* Work to be completed:
Leave out every picture, and output exactly the lines from the line containing "What does this" through the last line of the data.

* Provided records:
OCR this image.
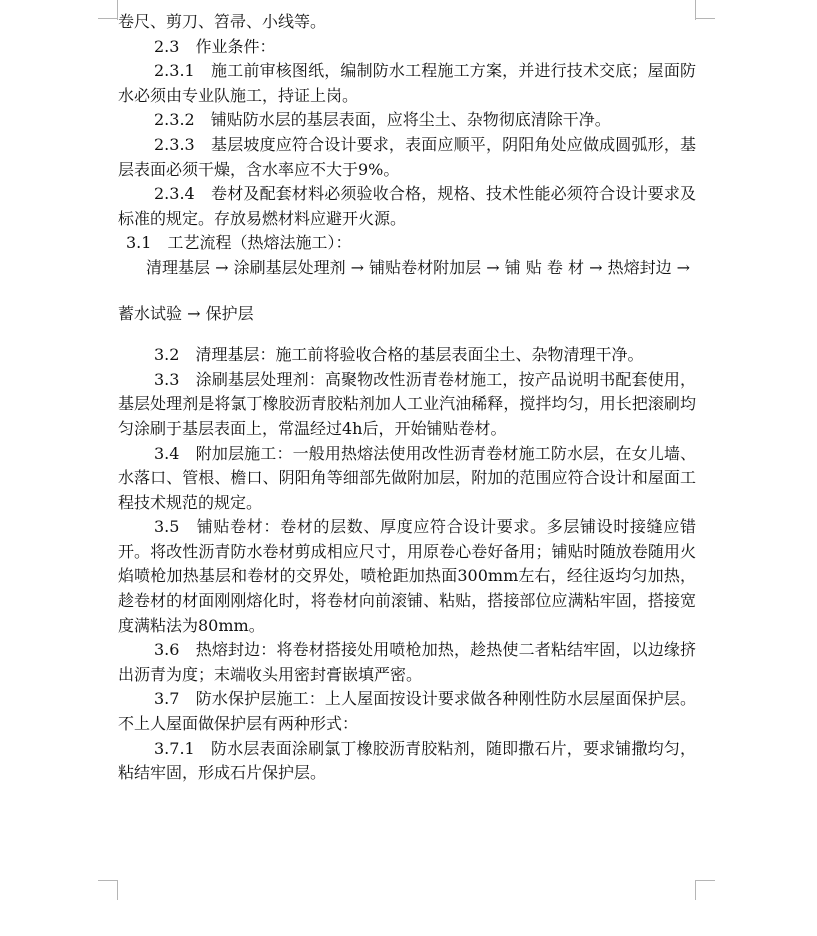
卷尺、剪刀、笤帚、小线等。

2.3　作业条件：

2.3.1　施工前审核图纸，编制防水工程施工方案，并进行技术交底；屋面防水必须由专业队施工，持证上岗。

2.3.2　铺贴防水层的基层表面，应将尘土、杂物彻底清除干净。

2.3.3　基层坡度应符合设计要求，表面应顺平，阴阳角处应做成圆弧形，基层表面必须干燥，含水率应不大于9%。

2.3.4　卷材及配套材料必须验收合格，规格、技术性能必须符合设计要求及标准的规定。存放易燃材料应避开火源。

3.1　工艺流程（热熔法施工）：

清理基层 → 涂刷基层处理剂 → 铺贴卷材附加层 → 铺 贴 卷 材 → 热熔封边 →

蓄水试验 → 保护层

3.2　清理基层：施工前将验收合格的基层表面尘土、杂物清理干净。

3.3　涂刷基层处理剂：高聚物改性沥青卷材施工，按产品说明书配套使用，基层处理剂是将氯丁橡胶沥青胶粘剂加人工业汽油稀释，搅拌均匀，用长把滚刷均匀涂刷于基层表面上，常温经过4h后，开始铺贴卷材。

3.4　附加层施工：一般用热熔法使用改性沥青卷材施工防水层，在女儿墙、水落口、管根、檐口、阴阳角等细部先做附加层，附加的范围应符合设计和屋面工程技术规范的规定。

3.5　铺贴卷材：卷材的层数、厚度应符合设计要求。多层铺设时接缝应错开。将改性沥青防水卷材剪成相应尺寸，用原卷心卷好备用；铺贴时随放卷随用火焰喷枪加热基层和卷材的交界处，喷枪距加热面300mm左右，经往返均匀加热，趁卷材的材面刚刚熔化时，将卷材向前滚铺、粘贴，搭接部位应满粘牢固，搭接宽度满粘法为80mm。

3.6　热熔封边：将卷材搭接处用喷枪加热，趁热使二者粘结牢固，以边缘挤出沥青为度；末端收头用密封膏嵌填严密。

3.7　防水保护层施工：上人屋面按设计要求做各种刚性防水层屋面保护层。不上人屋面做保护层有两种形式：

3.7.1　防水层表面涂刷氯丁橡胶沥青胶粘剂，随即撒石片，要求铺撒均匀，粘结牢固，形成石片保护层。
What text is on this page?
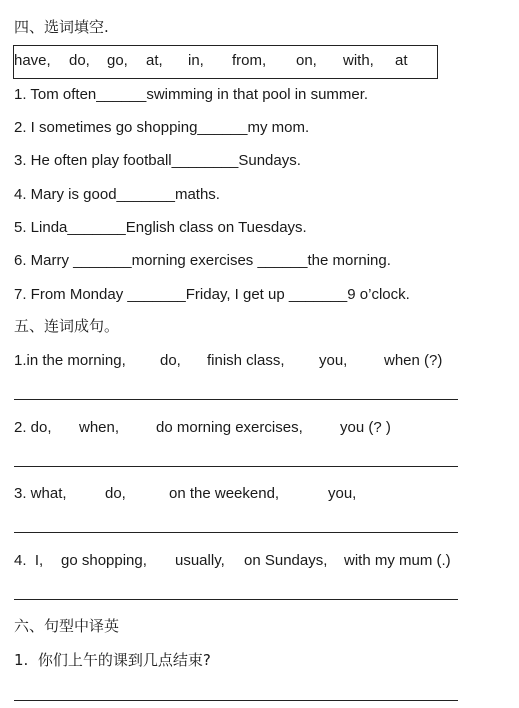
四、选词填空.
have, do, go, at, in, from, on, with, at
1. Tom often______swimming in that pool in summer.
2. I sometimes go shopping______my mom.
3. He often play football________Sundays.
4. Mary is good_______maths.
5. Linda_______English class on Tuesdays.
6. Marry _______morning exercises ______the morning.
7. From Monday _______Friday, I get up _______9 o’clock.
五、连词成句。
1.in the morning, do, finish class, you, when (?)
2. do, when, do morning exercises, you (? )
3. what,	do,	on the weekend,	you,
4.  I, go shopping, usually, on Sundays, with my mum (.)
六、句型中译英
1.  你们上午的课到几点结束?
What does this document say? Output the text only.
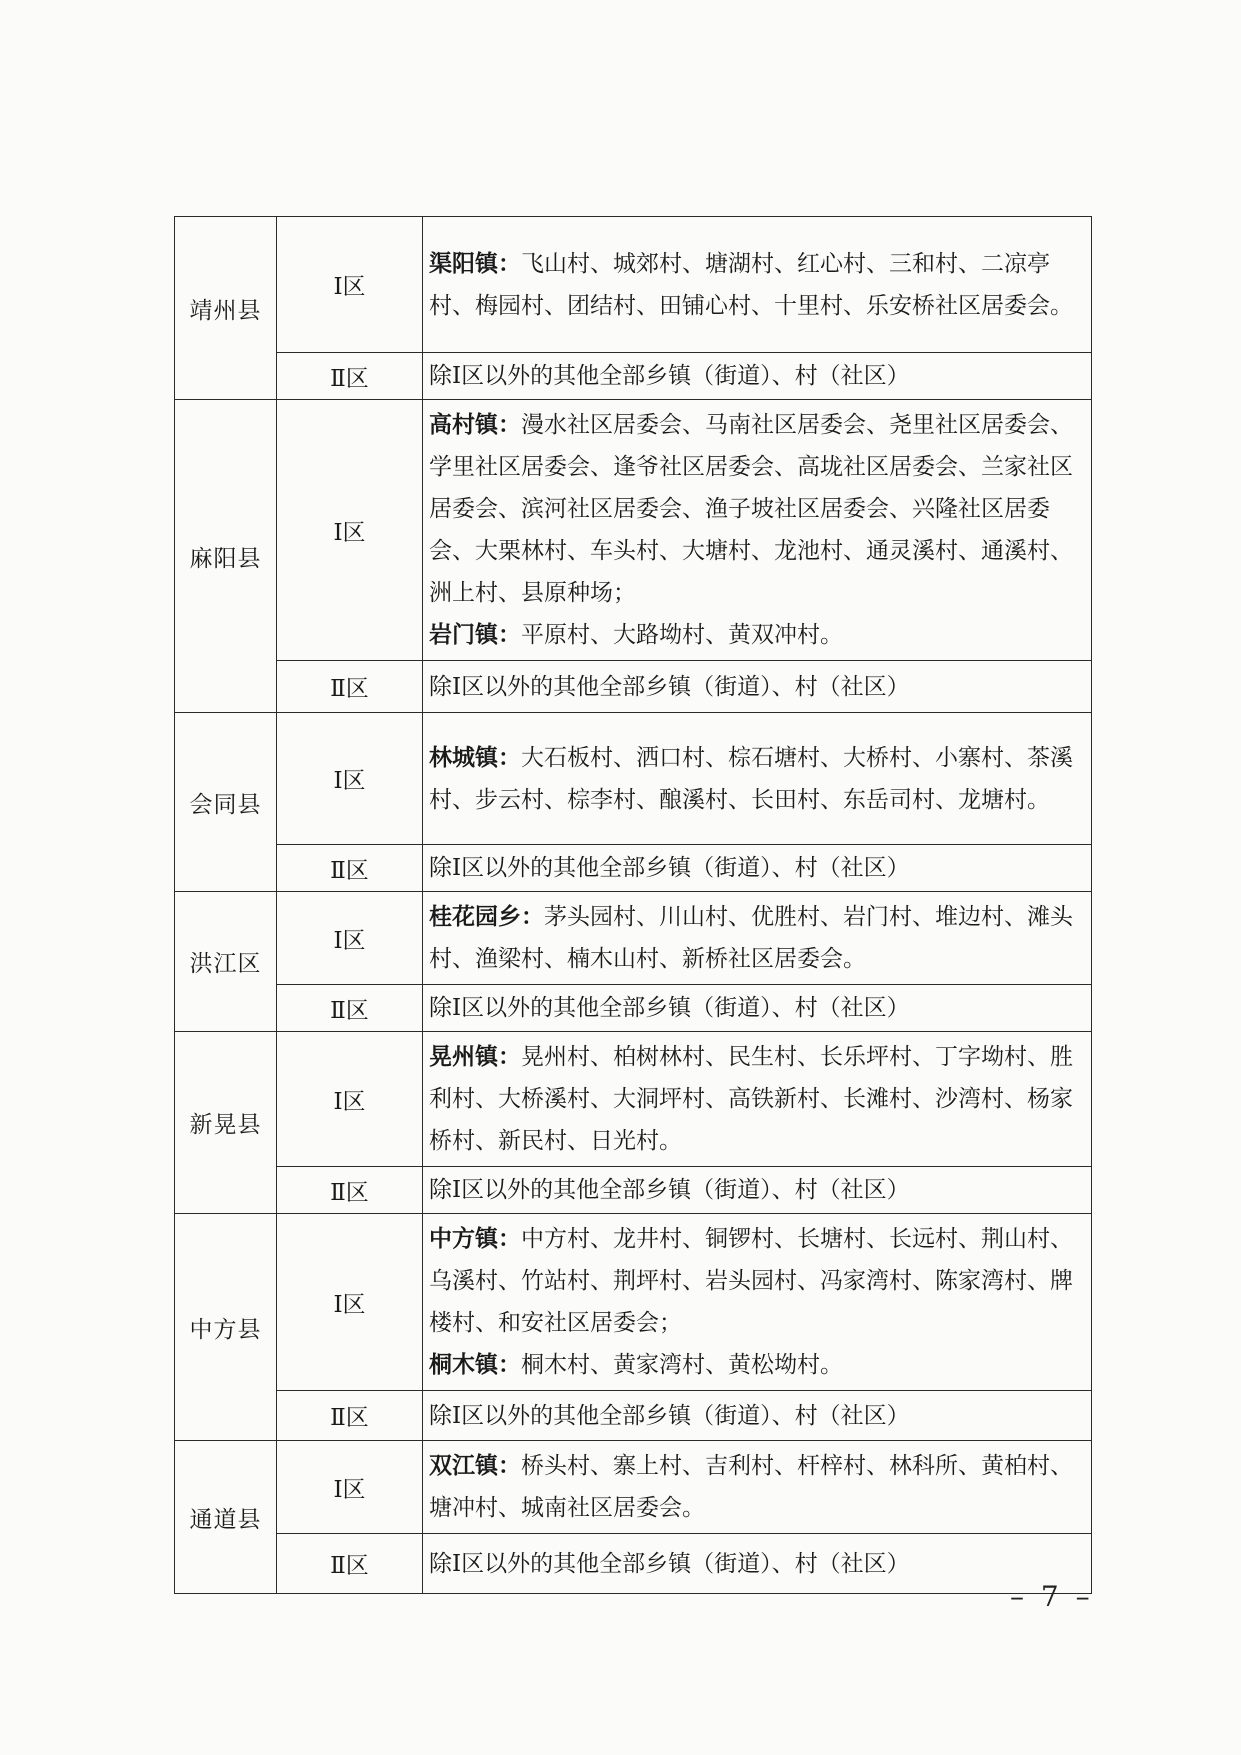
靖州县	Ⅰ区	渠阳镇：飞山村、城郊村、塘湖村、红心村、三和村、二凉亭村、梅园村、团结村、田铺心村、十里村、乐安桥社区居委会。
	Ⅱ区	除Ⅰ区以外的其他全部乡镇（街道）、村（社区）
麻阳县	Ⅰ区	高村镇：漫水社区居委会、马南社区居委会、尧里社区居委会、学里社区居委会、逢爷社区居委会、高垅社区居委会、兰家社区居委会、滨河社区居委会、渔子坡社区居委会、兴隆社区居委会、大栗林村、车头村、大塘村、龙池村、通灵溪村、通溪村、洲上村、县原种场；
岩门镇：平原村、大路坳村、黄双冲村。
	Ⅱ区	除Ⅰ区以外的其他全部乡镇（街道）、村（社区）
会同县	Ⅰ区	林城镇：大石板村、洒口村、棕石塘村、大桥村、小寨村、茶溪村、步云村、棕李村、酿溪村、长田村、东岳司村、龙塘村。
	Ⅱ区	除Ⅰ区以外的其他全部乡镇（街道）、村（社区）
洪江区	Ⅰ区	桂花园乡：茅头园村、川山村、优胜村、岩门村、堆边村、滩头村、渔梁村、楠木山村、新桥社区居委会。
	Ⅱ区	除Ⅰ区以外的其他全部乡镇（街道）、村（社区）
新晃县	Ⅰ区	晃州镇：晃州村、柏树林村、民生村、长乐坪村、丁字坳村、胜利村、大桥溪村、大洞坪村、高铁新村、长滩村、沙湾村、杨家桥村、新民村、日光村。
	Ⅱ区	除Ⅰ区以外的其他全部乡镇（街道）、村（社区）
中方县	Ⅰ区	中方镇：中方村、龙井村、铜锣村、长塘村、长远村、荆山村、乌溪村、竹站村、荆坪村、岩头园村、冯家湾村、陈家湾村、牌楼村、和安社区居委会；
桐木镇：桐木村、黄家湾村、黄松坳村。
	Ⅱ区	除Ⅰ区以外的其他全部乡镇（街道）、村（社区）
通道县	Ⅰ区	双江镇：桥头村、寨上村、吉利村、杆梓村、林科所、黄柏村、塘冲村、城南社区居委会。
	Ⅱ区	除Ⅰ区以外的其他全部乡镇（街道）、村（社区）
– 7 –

* Result:
What does this document say? Output the text only.
靖州县	Ⅰ区	渠阳镇：飞山村、城郊村、塘湖村、红心村、三和村、二凉亭村、梅园村、团结村、田铺心村、十里村、乐安桥社区居委会。
	Ⅱ区	除Ⅰ区以外的其他全部乡镇（街道）、村（社区）
麻阳县	Ⅰ区	高村镇：漫水社区居委会、马南社区居委会、尧里社区居委会、学里社区居委会、逢爷社区居委会、高垅社区居委会、兰家社区居委会、滨河社区居委会、渔子坡社区居委会、兴隆社区居委会、大栗林村、车头村、大塘村、龙池村、通灵溪村、通溪村、洲上村、县原种场；
岩门镇：平原村、大路坳村、黄双冲村。
	Ⅱ区	除Ⅰ区以外的其他全部乡镇（街道）、村（社区）
会同县	Ⅰ区	林城镇：大石板村、洒口村、棕石塘村、大桥村、小寨村、茶溪村、步云村、棕李村、酿溪村、长田村、东岳司村、龙塘村。
	Ⅱ区	除Ⅰ区以外的其他全部乡镇（街道）、村（社区）
洪江区	Ⅰ区	桂花园乡：茅头园村、川山村、优胜村、岩门村、堆边村、滩头村、渔梁村、楠木山村、新桥社区居委会。
	Ⅱ区	除Ⅰ区以外的其他全部乡镇（街道）、村（社区）
新晃县	Ⅰ区	晃州镇：晃州村、柏树林村、民生村、长乐坪村、丁字坳村、胜利村、大桥溪村、大洞坪村、高铁新村、长滩村、沙湾村、杨家桥村、新民村、日光村。
	Ⅱ区	除Ⅰ区以外的其他全部乡镇（街道）、村（社区）
中方县	Ⅰ区	中方镇：中方村、龙井村、铜锣村、长塘村、长远村、荆山村、乌溪村、竹站村、荆坪村、岩头园村、冯家湾村、陈家湾村、牌楼村、和安社区居委会；
桐木镇：桐木村、黄家湾村、黄松坳村。
	Ⅱ区	除Ⅰ区以外的其他全部乡镇（街道）、村（社区）
通道县	Ⅰ区	双江镇：桥头村、寨上村、吉利村、杆梓村、林科所、黄柏村、塘冲村、城南社区居委会。
	Ⅱ区	除Ⅰ区以外的其他全部乡镇（街道）、村（社区）
– 7 –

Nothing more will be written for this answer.